» Provided text
----------

Dataset: 10.17605/OSF.IO/BXUDN
Dataset License: CC-BY
Keywords:
dataset; performance evaluation; performance metrics; event detection; non-intrusive load monitoring; disaggregation; NILM; smart grid

1. Summary

Public datasets are crucial elements in data science research as these not only allow researchers to perform systematic evaluations and benchmarks of their algorithms but also enable other researchers to replicate and reproduce existing research [1].
Non-Intrusive Load Monitoring (NILM or load disaggregation) is the process of estimating the energy consumption of individual appliances from electric power measurements taken at a limited number of locations in the electrical distribution of a building [2]. A typical NILM dataset is a collection of electrical energy measurements, taken from the mains (i.e., aggregate consumption) and from the individual loads (i.e., ground-truth data, which are obtained either by measuring each load at the plug-level or measuring the circuit to which the load is connected [3].
As presented in a recent review [3], there are over 20 public datasets for NILM research. According to the same review, these datasets can be categorized according to their suitability to be used to evaluate event-based and event-less approaches [4]. Event-based strategies seek to disaggregate the total consumption employing detecting and labeling appliance transition (referred to as power events) in the aggregated signal. As such, datasets for event-based NILM must also include labels for the power events from the appliances of interest. On the other hand, event-less approaches attempt to match each sample of the aggregated power to the consumption of one specific device, or a combination of different devices. Therefore, datasets for event-less approaches do not require any labeled transitions.

----------

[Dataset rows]
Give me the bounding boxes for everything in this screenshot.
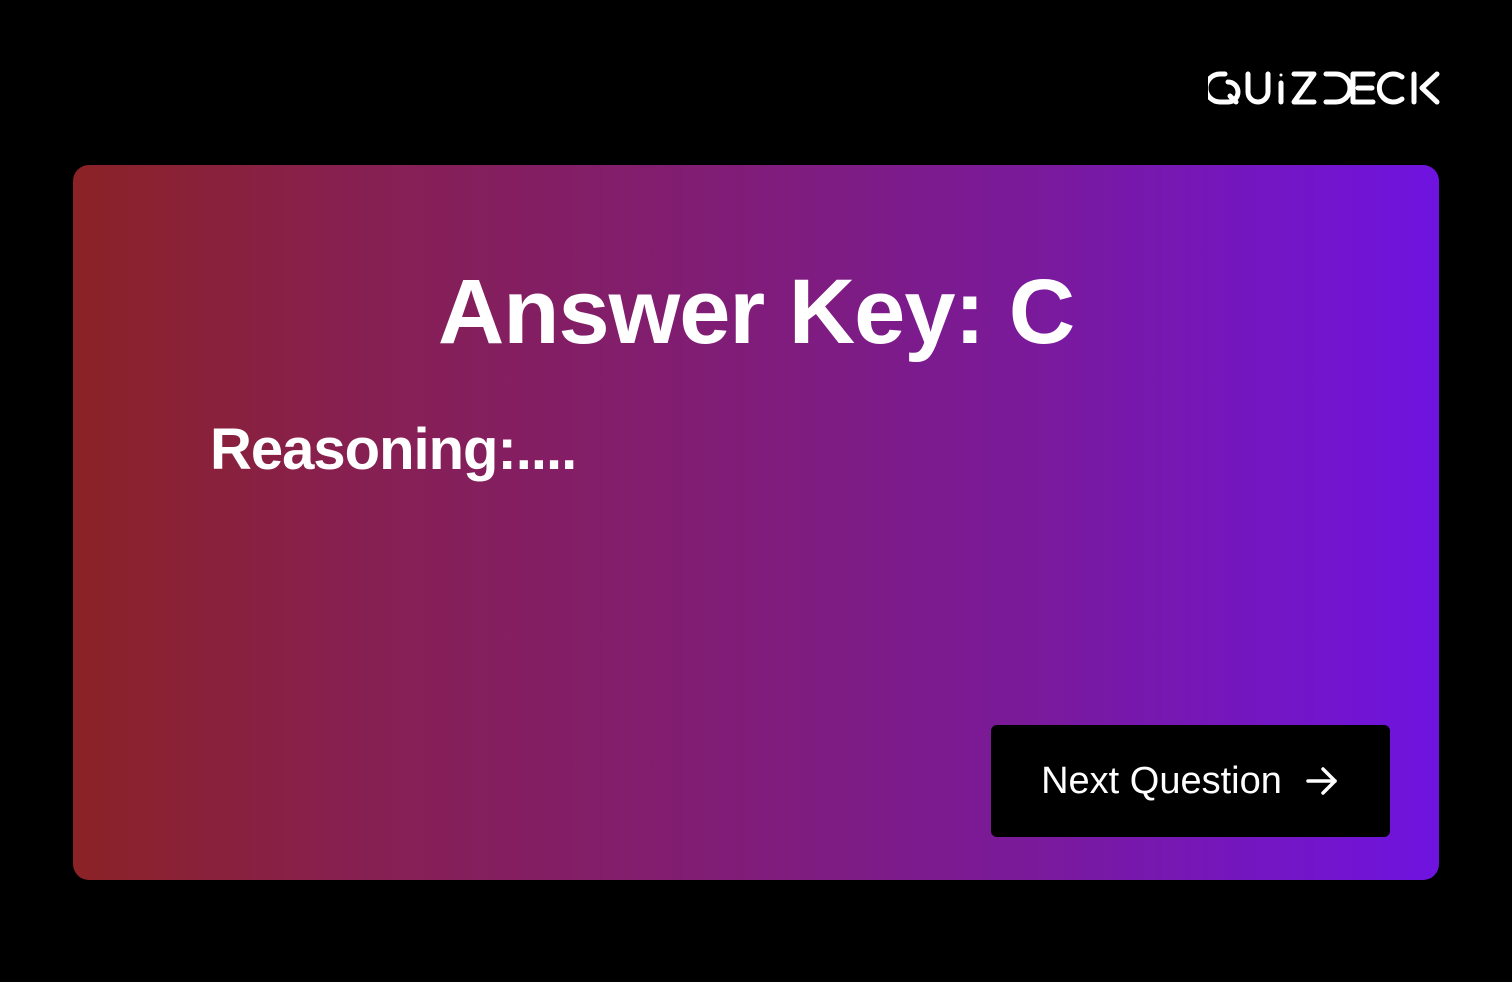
answer-card: Answer Key: C Reasoning:.... Next Questi… [73, 165, 1439, 880]
quizdeck-logo-mark [1208, 71, 1440, 105]
next-question-button[interactable]: Next Question [991, 725, 1390, 837]
reasoning-text: Reasoning:.... [210, 417, 577, 482]
quizdeck-logo[interactable] [1208, 70, 1442, 106]
answer-key-title: Answer Key: C [437, 261, 1075, 363]
arrow-right-icon [1304, 763, 1340, 799]
next-question-label: Next Question [1041, 759, 1282, 802]
page: Answer Key: C Reasoning:.... Next Questi… [0, 0, 1512, 982]
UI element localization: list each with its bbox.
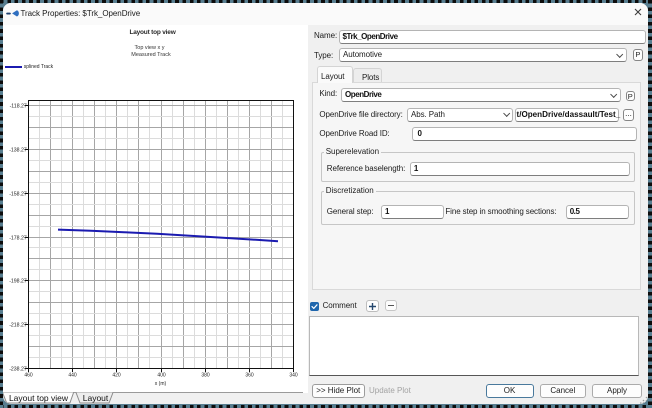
svg-text:400: 400	[157, 373, 166, 379]
svg-text:-178.27: -178.27	[9, 235, 27, 241]
svg-text:-138.27: -138.27	[9, 147, 27, 153]
svg-text:420: 420	[112, 373, 121, 379]
svg-text:-238.27: -238.27	[9, 366, 27, 372]
svg-text:-158.27: -158.27	[9, 191, 27, 197]
svg-text:-218.27: -218.27	[9, 322, 27, 328]
svg-text:360: 360	[245, 373, 254, 379]
svg-text:Layout: Layout	[83, 393, 109, 403]
svg-text:440: 440	[68, 373, 77, 379]
svg-text:x (m): x (m)	[155, 381, 167, 387]
svg-text:Layout top view: Layout top view	[9, 393, 69, 403]
svg-text:380: 380	[201, 373, 210, 379]
svg-text:460: 460	[24, 373, 33, 379]
svg-text:-118.27: -118.27	[10, 103, 27, 109]
svg-text:-198.27: -198.27	[9, 278, 27, 284]
svg-text:340: 340	[289, 373, 298, 379]
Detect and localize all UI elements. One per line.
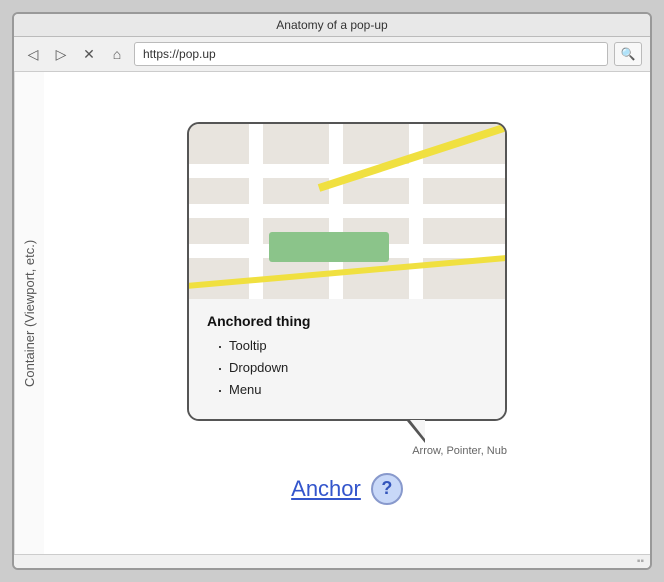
close-button[interactable]: ✕ (78, 43, 100, 65)
search-button[interactable]: 🔍 (614, 42, 642, 66)
map-green-block (269, 232, 389, 262)
anchored-list: Tooltip Dropdown Menu (207, 337, 487, 399)
list-item: Menu (217, 381, 487, 399)
main-area: Anchored thing Tooltip Dropdown Menu Arr… (44, 72, 650, 554)
anchor-link[interactable]: Anchor (291, 476, 361, 502)
resize-handle[interactable]: ▪▪ (637, 557, 644, 567)
list-item-label: Dropdown (229, 360, 288, 375)
browser-title: Anatomy of a pop-up (276, 18, 387, 32)
browser-window: Anatomy of a pop-up ◁ ▷ ✕ ⌂ 🔍 Container … (12, 12, 652, 570)
sidebar-container-label: Container (Viewport, etc.) (14, 72, 44, 554)
sidebar-text: Container (Viewport, etc.) (22, 239, 37, 386)
popup-box: Anchored thing Tooltip Dropdown Menu (187, 122, 507, 421)
map-area (189, 124, 505, 299)
anchored-thing-title: Anchored thing (207, 313, 487, 329)
list-item-label: Menu (229, 382, 262, 397)
popup-arrow (407, 421, 425, 443)
popup-container: Anchored thing Tooltip Dropdown Menu Arr… (187, 122, 507, 505)
browser-toolbar: ◁ ▷ ✕ ⌂ 🔍 (14, 37, 650, 72)
address-bar[interactable] (134, 42, 608, 66)
list-item: Dropdown (217, 359, 487, 377)
browser-statusbar: ▪▪ (14, 554, 650, 568)
map-road-h2 (189, 204, 505, 218)
browser-titlebar: Anatomy of a pop-up (14, 14, 650, 37)
forward-button[interactable]: ▷ (50, 43, 72, 65)
help-button[interactable]: ? (371, 473, 403, 505)
back-button[interactable]: ◁ (22, 43, 44, 65)
list-item: Tooltip (217, 337, 487, 355)
arrow-label: Arrow, Pointer, Nub (412, 445, 507, 457)
search-icon: 🔍 (621, 47, 636, 61)
popup-arrow-wrapper: Arrow, Pointer, Nub (187, 421, 507, 457)
popup-content: Anchored thing Tooltip Dropdown Menu (189, 299, 505, 419)
map-road-v1 (249, 124, 263, 299)
list-item-label: Tooltip (229, 338, 267, 353)
home-button[interactable]: ⌂ (106, 43, 128, 65)
bottom-row: Anchor ? (291, 473, 403, 505)
browser-content: Container (Viewport, etc.) (14, 72, 650, 554)
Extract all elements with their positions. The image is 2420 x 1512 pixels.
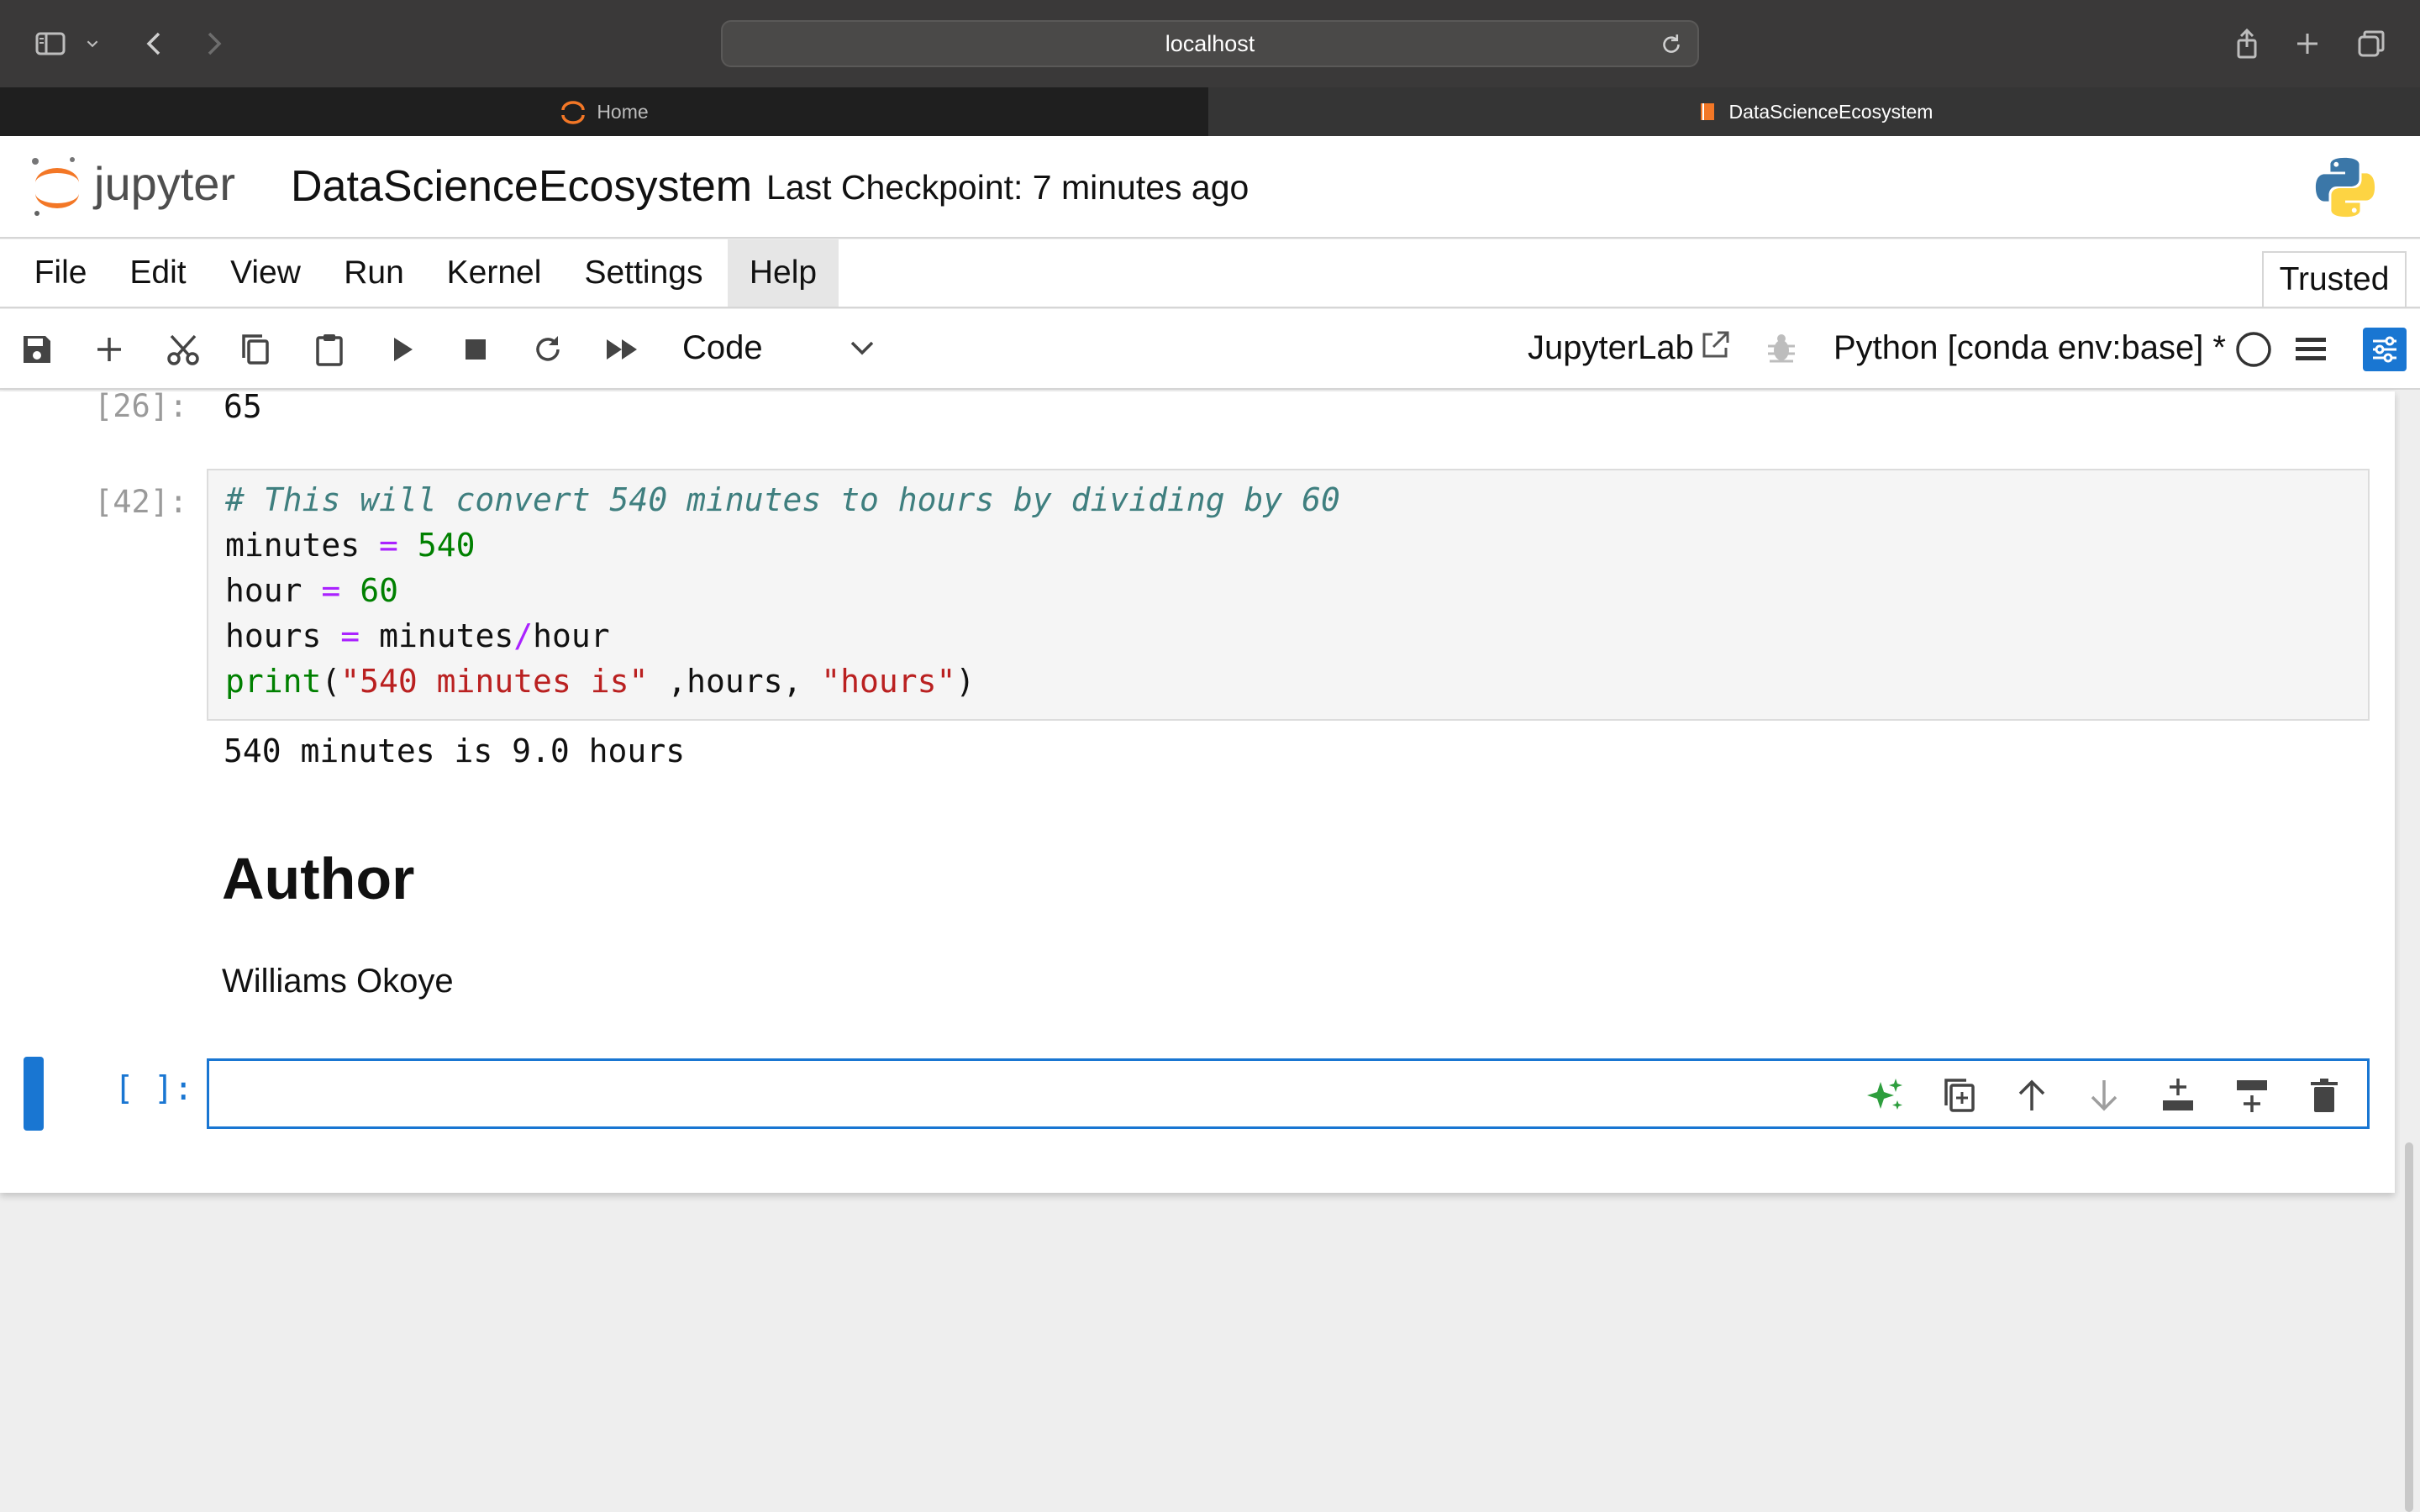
browser-toolbar: localhost bbox=[0, 0, 2420, 87]
back-icon[interactable] bbox=[136, 25, 173, 62]
insert-cell-above-icon[interactable] bbox=[2155, 1073, 2201, 1118]
run-icon[interactable] bbox=[380, 328, 424, 371]
tab-home-label: Home bbox=[597, 100, 649, 123]
insert-cell-below-icon[interactable] bbox=[2229, 1073, 2275, 1118]
sidebar-toggle-icon[interactable] bbox=[32, 25, 69, 62]
code-token: hours bbox=[225, 617, 322, 654]
reload-icon[interactable] bbox=[1657, 30, 1686, 59]
property-inspector-icon[interactable] bbox=[2363, 328, 2407, 371]
code-lines: # This will convert 540 minutes to hours… bbox=[225, 477, 1340, 704]
forward-icon[interactable] bbox=[195, 25, 232, 62]
restart-icon[interactable] bbox=[526, 328, 570, 371]
markdown-text: Williams Okoye bbox=[222, 963, 454, 1000]
notebook-title[interactable]: DataScienceEcosystem bbox=[291, 161, 752, 212]
stop-icon[interactable] bbox=[454, 328, 497, 371]
delete-cell-icon[interactable] bbox=[2302, 1073, 2347, 1118]
menu-settings[interactable]: Settings bbox=[570, 239, 718, 307]
code-comment: # This will convert 540 minutes to hours… bbox=[225, 481, 1340, 518]
output-text-42: 540 minutes is 9.0 hours bbox=[224, 732, 686, 769]
empty-code-cell-editor[interactable] bbox=[207, 1058, 2370, 1129]
run-all-icon[interactable] bbox=[600, 328, 644, 371]
notebook-icon bbox=[1700, 103, 1714, 120]
ai-sparkle-icon[interactable] bbox=[1863, 1073, 1908, 1118]
jupyter-favicon-icon bbox=[561, 101, 586, 124]
notebook-toolbar: Code JupyterLab Python [conda env:base] … bbox=[0, 309, 2420, 390]
debugger-bug-icon[interactable] bbox=[1765, 331, 1798, 365]
add-cell-icon[interactable] bbox=[87, 328, 131, 371]
tab-notebook-label: DataScienceEcosystem bbox=[1728, 100, 1933, 123]
code-token: "hours" bbox=[821, 663, 956, 700]
code-token: hour bbox=[225, 572, 302, 609]
scrollbar-thumb[interactable] bbox=[2405, 1142, 2413, 1512]
duplicate-cell-icon[interactable] bbox=[1937, 1073, 1982, 1118]
code-token: = bbox=[379, 527, 398, 564]
code-cell-editor[interactable]: # This will convert 540 minutes to hours… bbox=[207, 469, 2370, 721]
menu-help[interactable]: Help bbox=[728, 239, 839, 307]
active-cell-indicator[interactable] bbox=[24, 1057, 44, 1131]
trusted-indicator[interactable]: Trusted bbox=[2262, 251, 2407, 307]
menu-bar: File Edit View Run Kernel Settings Help … bbox=[0, 239, 2420, 308]
markdown-heading: Author bbox=[222, 846, 415, 911]
share-icon[interactable] bbox=[2228, 25, 2265, 62]
code-token: 60 bbox=[360, 572, 398, 609]
menu-run[interactable]: Run bbox=[329, 239, 418, 307]
jupyter-wordmark: jupyter bbox=[92, 157, 235, 210]
cut-icon[interactable] bbox=[161, 328, 205, 371]
output-text-26: 65 bbox=[224, 391, 262, 425]
jupyter-logo[interactable]: jupyter bbox=[30, 155, 266, 222]
kernel-name[interactable]: Python [conda env:base] * bbox=[1833, 329, 2226, 367]
menu-list-icon[interactable] bbox=[2291, 329, 2331, 370]
menu-view[interactable]: View bbox=[215, 239, 316, 307]
tab-datascienceecosystem[interactable]: DataScienceEcosystem bbox=[1208, 87, 2420, 136]
input-prompt-42: [42]: bbox=[94, 484, 188, 520]
code-token: hour bbox=[533, 617, 610, 654]
menu-kernel[interactable]: Kernel bbox=[435, 239, 553, 307]
chevron-down-icon[interactable] bbox=[81, 25, 104, 62]
save-icon[interactable] bbox=[15, 328, 59, 371]
menu-file[interactable]: File bbox=[18, 239, 103, 307]
code-token: / bbox=[513, 617, 534, 654]
code-token: minutes bbox=[379, 617, 514, 654]
move-cell-down-icon[interactable] bbox=[2081, 1073, 2127, 1118]
input-prompt-empty: [ ]: bbox=[114, 1070, 193, 1108]
jupyter-header: jupyter DataScienceEcosystem Last Checkp… bbox=[0, 136, 2420, 239]
menu-edit[interactable]: Edit bbox=[116, 239, 200, 307]
code-token: 540 bbox=[417, 527, 476, 564]
code-token: = bbox=[340, 617, 360, 654]
python-kernel-logo bbox=[2315, 157, 2375, 218]
code-token: ,hours, bbox=[648, 663, 822, 700]
address-text: localhost bbox=[1165, 30, 1255, 56]
external-link-icon[interactable] bbox=[1699, 329, 1731, 361]
code-token: print bbox=[225, 663, 322, 700]
code-token: ) bbox=[955, 663, 976, 700]
code-token: "540 minutes is" bbox=[340, 663, 649, 700]
move-cell-up-icon[interactable] bbox=[2009, 1073, 2054, 1118]
paste-icon[interactable] bbox=[308, 328, 351, 371]
cell-type-select[interactable]: Code bbox=[682, 329, 763, 367]
open-in-jupyterlab-link[interactable]: JupyterLab bbox=[1528, 329, 1694, 367]
last-checkpoint: Last Checkpoint: 7 minutes ago bbox=[766, 168, 1249, 207]
chevron-down-icon[interactable] bbox=[844, 328, 881, 368]
kernel-status-circle-icon bbox=[2236, 332, 2271, 367]
tab-home[interactable]: Home bbox=[0, 87, 1208, 136]
code-token: = bbox=[321, 572, 341, 609]
output-prompt-26: [26]: bbox=[94, 391, 188, 424]
copy-icon[interactable] bbox=[234, 328, 277, 371]
new-tab-icon[interactable] bbox=[2289, 25, 2326, 62]
notebook-panel: [26]: 65 [42]: # This will convert 540 m… bbox=[0, 391, 2395, 1193]
code-token: minutes bbox=[225, 527, 360, 564]
code-token: ( bbox=[321, 663, 341, 700]
tab-overview-icon[interactable] bbox=[2353, 25, 2390, 62]
address-bar[interactable]: localhost bbox=[721, 20, 1699, 67]
browser-tab-strip: Home DataScienceEcosystem bbox=[0, 87, 2420, 136]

----------

» Description of the task
Transcribe the passage of the NILM dataset text between "Public datasets are" and "existing research [1].", inclusive.

» Solution to the problem
Public datasets are crucial elements in data science research as these not only allow researchers to perform systematic evaluations and benchmarks of their algorithms but also enable other researchers to replicate and reproduce existing research [1].